-- Your objective --
Transcribe the full listing exactly, and drop every picture.

-- Input for this task --
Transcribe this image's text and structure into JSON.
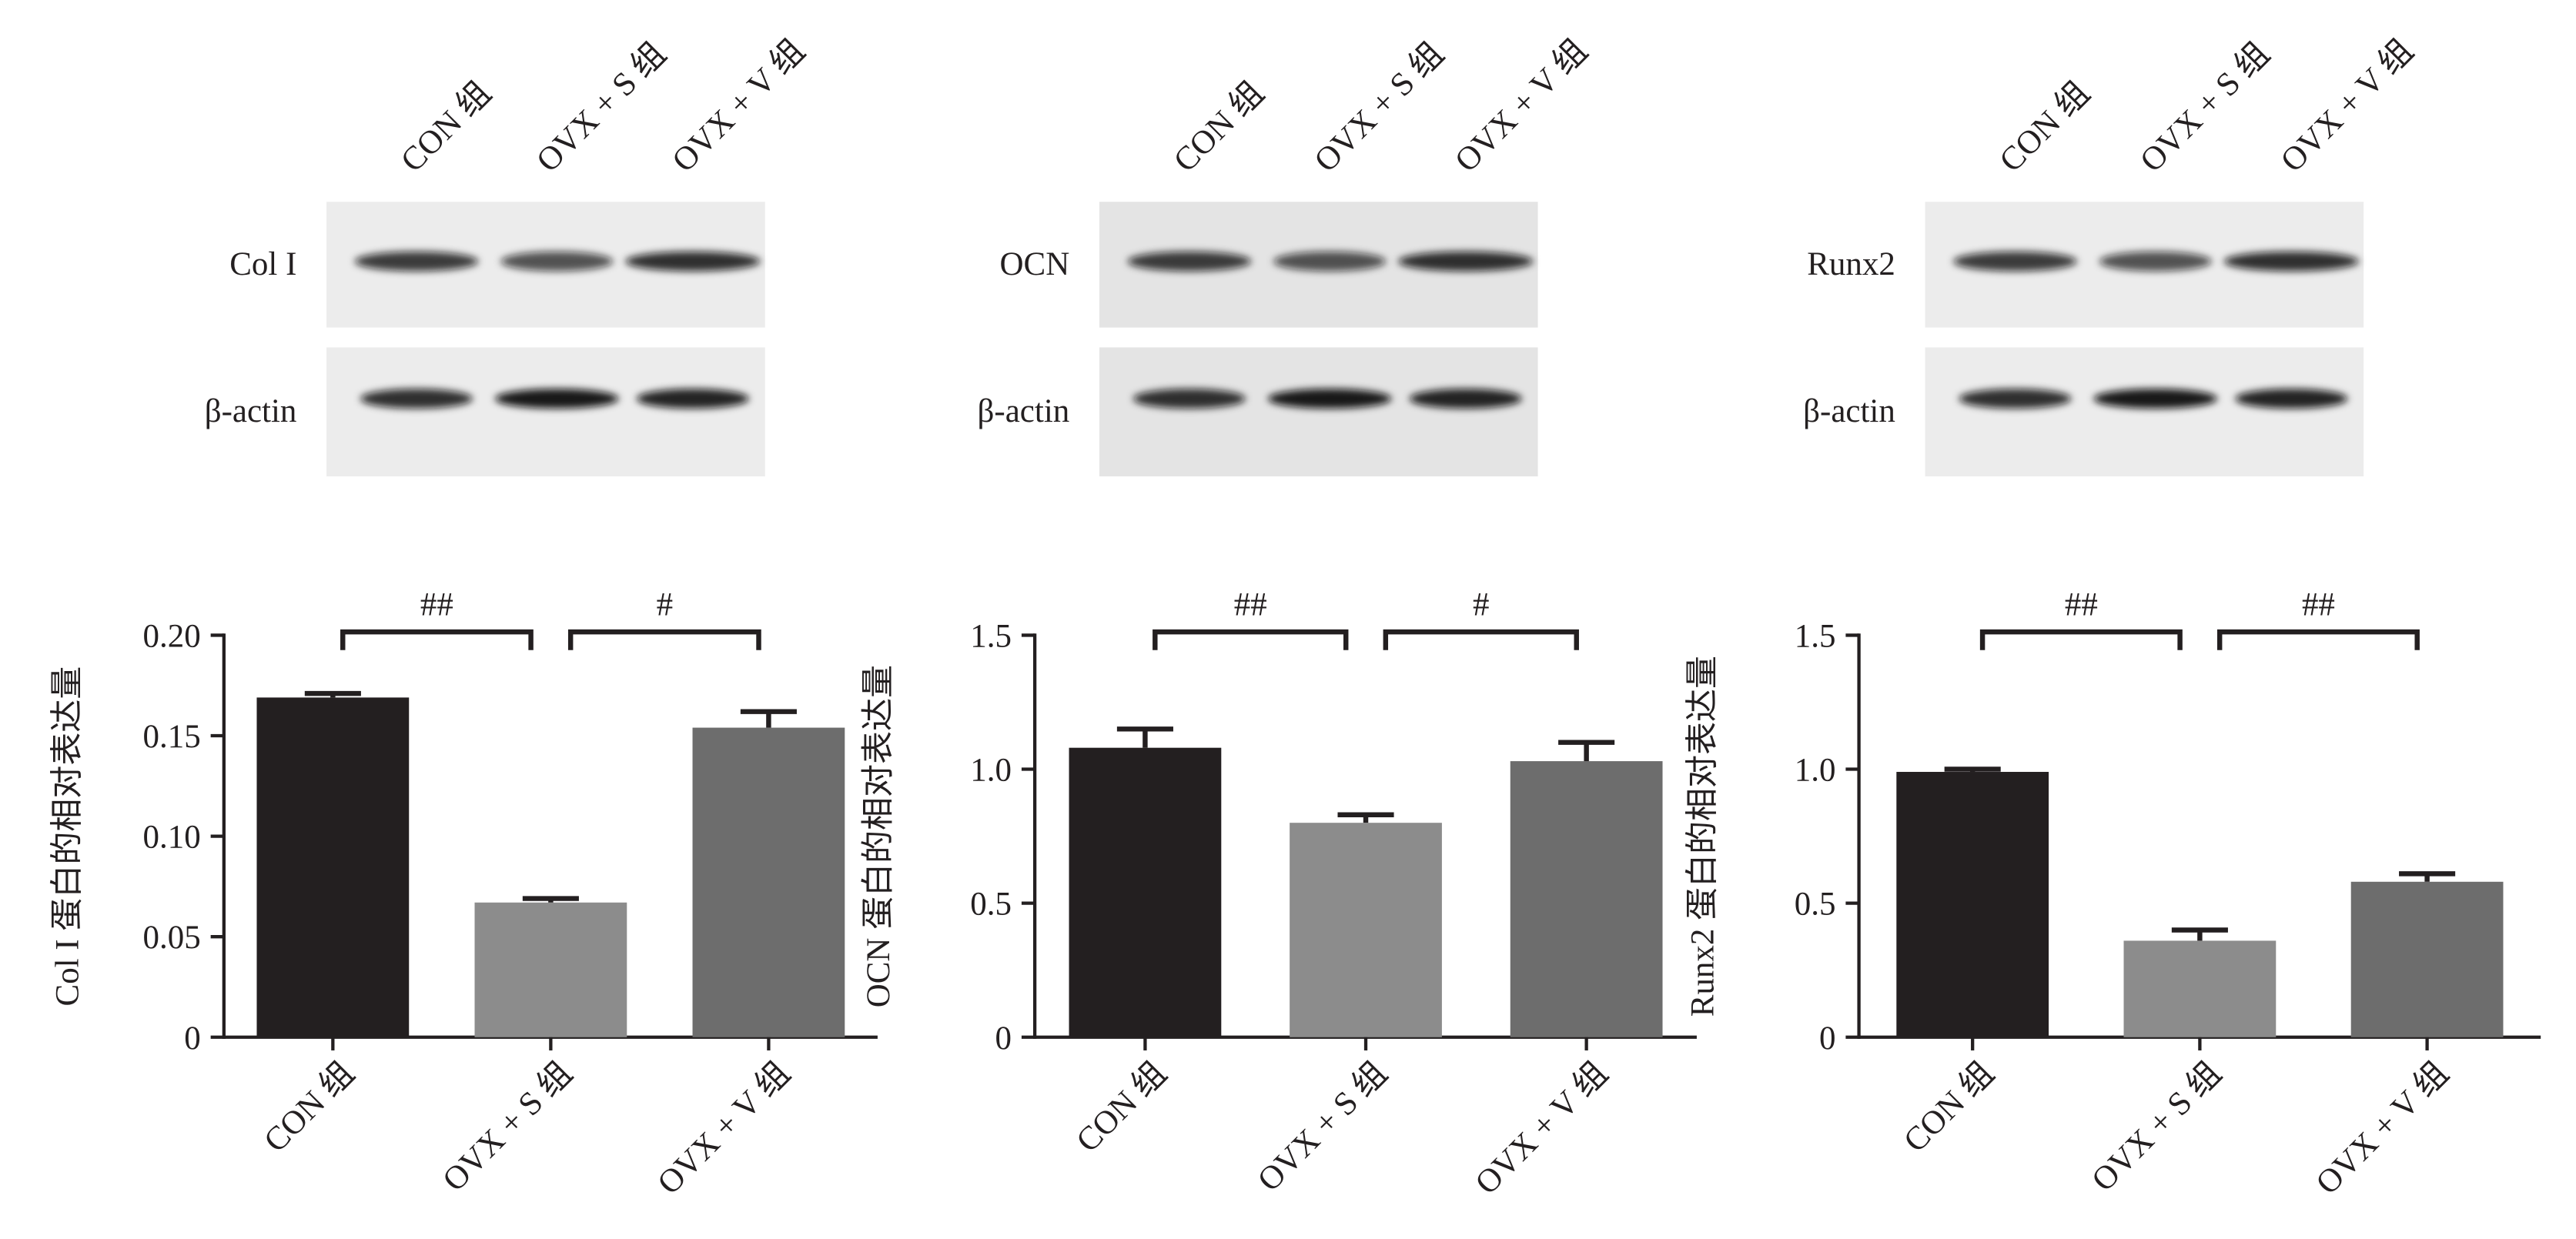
{
  "blots": [
    {
      "lanes": [
        "CON 组",
        "OVX + S 组",
        "OVX + V 组"
      ],
      "rows": [
        "Col I",
        "β-actin"
      ]
    },
    {
      "lanes": [
        "CON 组",
        "OVX + S 组",
        "OVX + V 组"
      ],
      "rows": [
        "OCN",
        "β-actin"
      ]
    },
    {
      "lanes": [
        "CON 组",
        "OVX + S 组",
        "OVX + V 组"
      ],
      "rows": [
        "Runx2",
        "β-actin"
      ]
    }
  ],
  "chart_data": [
    {
      "type": "bar",
      "y_label": "Col I 蛋白的相对表达量",
      "categories": [
        "CON 组",
        "OVX + S 组",
        "OVX + V 组"
      ],
      "values": [
        0.169,
        0.067,
        0.154
      ],
      "errors": [
        0.002,
        0.002,
        0.008
      ],
      "colors": [
        "#231f20",
        "#8c8c8c",
        "#6d6d6d"
      ],
      "ylim": [
        0,
        0.2
      ],
      "yticks": [
        0,
        0.05,
        {
          "value": 0.1,
          "label": "0.10"
        },
        0.15,
        {
          "value": 0.2,
          "label": "0.20"
        }
      ],
      "comparisons": [
        {
          "groups": [
            "CON 组",
            "OVX + S 组"
          ],
          "label": "##"
        },
        {
          "groups": [
            "OVX + S 组",
            "OVX + V 组"
          ],
          "label": "#"
        }
      ]
    },
    {
      "type": "bar",
      "y_label": "OCN 蛋白的相对表达量",
      "categories": [
        "CON 组",
        "OVX + S 组",
        "OVX + V 组"
      ],
      "values": [
        1.08,
        0.8,
        1.03
      ],
      "errors": [
        0.07,
        0.03,
        0.07
      ],
      "colors": [
        "#231f20",
        "#8c8c8c",
        "#6d6d6d"
      ],
      "ylim": [
        0,
        1.5
      ],
      "yticks": [
        0,
        0.5,
        {
          "value": 1,
          "label": "1.0"
        },
        1.5
      ],
      "comparisons": [
        {
          "groups": [
            "CON 组",
            "OVX + S 组"
          ],
          "label": "##"
        },
        {
          "groups": [
            "OVX + S 组",
            "OVX + V 组"
          ],
          "label": "#"
        }
      ]
    },
    {
      "type": "bar",
      "y_label": "Runx2 蛋白的相对表达量",
      "categories": [
        "CON 组",
        "OVX + S 组",
        "OVX + V 组"
      ],
      "values": [
        0.99,
        0.36,
        0.58
      ],
      "errors": [
        0.01,
        0.04,
        0.03
      ],
      "colors": [
        "#231f20",
        "#8c8c8c",
        "#6d6d6d"
      ],
      "ylim": [
        0,
        1.5
      ],
      "yticks": [
        0,
        0.5,
        {
          "value": 1,
          "label": "1.0"
        },
        1.5
      ],
      "comparisons": [
        {
          "groups": [
            "CON 组",
            "OVX + S 组"
          ],
          "label": "##"
        },
        {
          "groups": [
            "OVX + S 组",
            "OVX + V 组"
          ],
          "label": "##"
        }
      ]
    }
  ]
}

-- Answer to the problem --
Transcribe this image's text and structure into JSON.
{
  "blots": [
    {
      "lanes": [
        "CON 组",
        "OVX + S 组",
        "OVX + V 组"
      ],
      "rows": [
        "Col I",
        "β-actin"
      ]
    },
    {
      "lanes": [
        "CON 组",
        "OVX + S 组",
        "OVX + V 组"
      ],
      "rows": [
        "OCN",
        "β-actin"
      ]
    },
    {
      "lanes": [
        "CON 组",
        "OVX + S 组",
        "OVX + V 组"
      ],
      "rows": [
        "Runx2",
        "β-actin"
      ]
    }
  ],
  "chart_data": [
    {
      "type": "bar",
      "y_label": "Col I 蛋白的相对表达量",
      "categories": [
        "CON 组",
        "OVX + S 组",
        "OVX + V 组"
      ],
      "values": [
        0.169,
        0.067,
        0.154
      ],
      "errors": [
        0.002,
        0.002,
        0.008
      ],
      "colors": [
        "#231f20",
        "#8c8c8c",
        "#6d6d6d"
      ],
      "ylim": [
        0,
        0.2
      ],
      "yticks": [
        0,
        0.05,
        {
          "value": 0.1,
          "label": "0.10"
        },
        0.15,
        {
          "value": 0.2,
          "label": "0.20"
        }
      ],
      "comparisons": [
        {
          "groups": [
            "CON 组",
            "OVX + S 组"
          ],
          "label": "##"
        },
        {
          "groups": [
            "OVX + S 组",
            "OVX + V 组"
          ],
          "label": "#"
        }
      ]
    },
    {
      "type": "bar",
      "y_label": "OCN 蛋白的相对表达量",
      "categories": [
        "CON 组",
        "OVX + S 组",
        "OVX + V 组"
      ],
      "values": [
        1.08,
        0.8,
        1.03
      ],
      "errors": [
        0.07,
        0.03,
        0.07
      ],
      "colors": [
        "#231f20",
        "#8c8c8c",
        "#6d6d6d"
      ],
      "ylim": [
        0,
        1.5
      ],
      "yticks": [
        0,
        0.5,
        {
          "value": 1,
          "label": "1.0"
        },
        1.5
      ],
      "comparisons": [
        {
          "groups": [
            "CON 组",
            "OVX + S 组"
          ],
          "label": "##"
        },
        {
          "groups": [
            "OVX + S 组",
            "OVX + V 组"
          ],
          "label": "#"
        }
      ]
    },
    {
      "type": "bar",
      "y_label": "Runx2 蛋白的相对表达量",
      "categories": [
        "CON 组",
        "OVX + S 组",
        "OVX + V 组"
      ],
      "values": [
        0.99,
        0.36,
        0.58
      ],
      "errors": [
        0.01,
        0.04,
        0.03
      ],
      "colors": [
        "#231f20",
        "#8c8c8c",
        "#6d6d6d"
      ],
      "ylim": [
        0,
        1.5
      ],
      "yticks": [
        0,
        0.5,
        {
          "value": 1,
          "label": "1.0"
        },
        1.5
      ],
      "comparisons": [
        {
          "groups": [
            "CON 组",
            "OVX + S 组"
          ],
          "label": "##"
        },
        {
          "groups": [
            "OVX + S 组",
            "OVX + V 组"
          ],
          "label": "##"
        }
      ]
    }
  ]
}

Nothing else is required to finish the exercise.